__Required work__: Quote all of the data below exactly, please.

## start Data shown

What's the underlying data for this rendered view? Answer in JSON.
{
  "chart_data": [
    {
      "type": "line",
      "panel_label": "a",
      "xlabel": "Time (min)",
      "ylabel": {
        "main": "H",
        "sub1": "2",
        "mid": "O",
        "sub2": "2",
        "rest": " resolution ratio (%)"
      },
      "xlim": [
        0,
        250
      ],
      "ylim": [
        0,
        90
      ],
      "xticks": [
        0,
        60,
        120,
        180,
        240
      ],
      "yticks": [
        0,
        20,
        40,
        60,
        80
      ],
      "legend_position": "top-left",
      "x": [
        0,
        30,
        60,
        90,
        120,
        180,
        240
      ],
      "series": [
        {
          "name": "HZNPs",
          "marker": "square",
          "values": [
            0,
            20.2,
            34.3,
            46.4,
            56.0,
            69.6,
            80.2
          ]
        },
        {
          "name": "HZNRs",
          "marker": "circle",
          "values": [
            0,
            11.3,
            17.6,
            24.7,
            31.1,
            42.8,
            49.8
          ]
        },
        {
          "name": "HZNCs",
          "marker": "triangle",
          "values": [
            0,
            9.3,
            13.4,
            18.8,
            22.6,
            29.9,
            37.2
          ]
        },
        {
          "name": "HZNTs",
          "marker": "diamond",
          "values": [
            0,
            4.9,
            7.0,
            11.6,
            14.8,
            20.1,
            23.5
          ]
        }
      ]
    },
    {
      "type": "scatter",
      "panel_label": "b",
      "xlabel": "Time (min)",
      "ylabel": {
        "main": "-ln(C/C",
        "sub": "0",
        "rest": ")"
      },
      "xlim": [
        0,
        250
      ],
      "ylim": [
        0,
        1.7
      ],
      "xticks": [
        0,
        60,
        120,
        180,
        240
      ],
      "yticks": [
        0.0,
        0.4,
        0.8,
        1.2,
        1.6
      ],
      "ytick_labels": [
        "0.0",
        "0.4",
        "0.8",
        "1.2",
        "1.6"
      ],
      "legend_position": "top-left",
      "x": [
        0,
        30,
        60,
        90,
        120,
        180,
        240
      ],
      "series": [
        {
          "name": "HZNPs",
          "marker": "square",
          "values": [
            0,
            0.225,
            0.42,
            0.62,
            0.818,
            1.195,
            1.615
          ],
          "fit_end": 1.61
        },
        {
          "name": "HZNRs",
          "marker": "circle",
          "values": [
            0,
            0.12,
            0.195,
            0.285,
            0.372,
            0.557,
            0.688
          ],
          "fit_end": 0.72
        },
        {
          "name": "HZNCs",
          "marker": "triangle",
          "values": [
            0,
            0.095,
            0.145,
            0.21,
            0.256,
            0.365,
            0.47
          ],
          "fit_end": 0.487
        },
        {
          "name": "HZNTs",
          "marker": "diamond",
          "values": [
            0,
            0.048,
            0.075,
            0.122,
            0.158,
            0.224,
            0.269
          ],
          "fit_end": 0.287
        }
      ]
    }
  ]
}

## end Data shown

__Correct response__:
What's the underlying data for this rendered view? Answer in JSON.
{
  "chart_data": [
    {
      "type": "line",
      "panel_label": "a",
      "xlabel": "Time (min)",
      "ylabel": {
        "main": "H",
        "sub1": "2",
        "mid": "O",
        "sub2": "2",
        "rest": " resolution ratio (%)"
      },
      "xlim": [
        0,
        250
      ],
      "ylim": [
        0,
        90
      ],
      "xticks": [
        0,
        60,
        120,
        180,
        240
      ],
      "yticks": [
        0,
        20,
        40,
        60,
        80
      ],
      "legend_position": "top-left",
      "x": [
        0,
        30,
        60,
        90,
        120,
        180,
        240
      ],
      "series": [
        {
          "name": "HZNPs",
          "marker": "square",
          "values": [
            0,
            20.2,
            34.3,
            46.4,
            56.0,
            69.6,
            80.2
          ]
        },
        {
          "name": "HZNRs",
          "marker": "circle",
          "values": [
            0,
            11.3,
            17.6,
            24.7,
            31.1,
            42.8,
            49.8
          ]
        },
        {
          "name": "HZNCs",
          "marker": "triangle",
          "values": [
            0,
            9.3,
            13.4,
            18.8,
            22.6,
            29.9,
            37.2
          ]
        },
        {
          "name": "HZNTs",
          "marker": "diamond",
          "values": [
            0,
            4.9,
            7.0,
            11.6,
            14.8,
            20.1,
            23.5
          ]
        }
      ]
    },
    {
      "type": "scatter",
      "panel_label": "b",
      "xlabel": "Time (min)",
      "ylabel": {
        "main": "-ln(C/C",
        "sub": "0",
        "rest": ")"
      },
      "xlim": [
        0,
        250
      ],
      "ylim": [
        0,
        1.7
      ],
      "xticks": [
        0,
        60,
        120,
        180,
        240
      ],
      "yticks": [
        0.0,
        0.4,
        0.8,
        1.2,
        1.6
      ],
      "ytick_labels": [
        "0.0",
        "0.4",
        "0.8",
        "1.2",
        "1.6"
      ],
      "legend_position": "top-left",
      "x": [
        0,
        30,
        60,
        90,
        120,
        180,
        240
      ],
      "series": [
        {
          "name": "HZNPs",
          "marker": "square",
          "values": [
            0,
            0.225,
            0.42,
            0.62,
            0.818,
            1.195,
            1.615
          ],
          "fit_end": 1.61
        },
        {
          "name": "HZNRs",
          "marker": "circle",
          "values": [
            0,
            0.12,
            0.195,
            0.285,
            0.372,
            0.557,
            0.688
          ],
          "fit_end": 0.72
        },
        {
          "name": "HZNCs",
          "marker": "triangle",
          "values": [
            0,
            0.095,
            0.145,
            0.21,
            0.256,
            0.365,
            0.47
          ],
          "fit_end": 0.487
        },
        {
          "name": "HZNTs",
          "marker": "diamond",
          "values": [
            0,
            0.048,
            0.075,
            0.122,
            0.158,
            0.224,
            0.269
          ],
          "fit_end": 0.287
        }
      ]
    }
  ]
}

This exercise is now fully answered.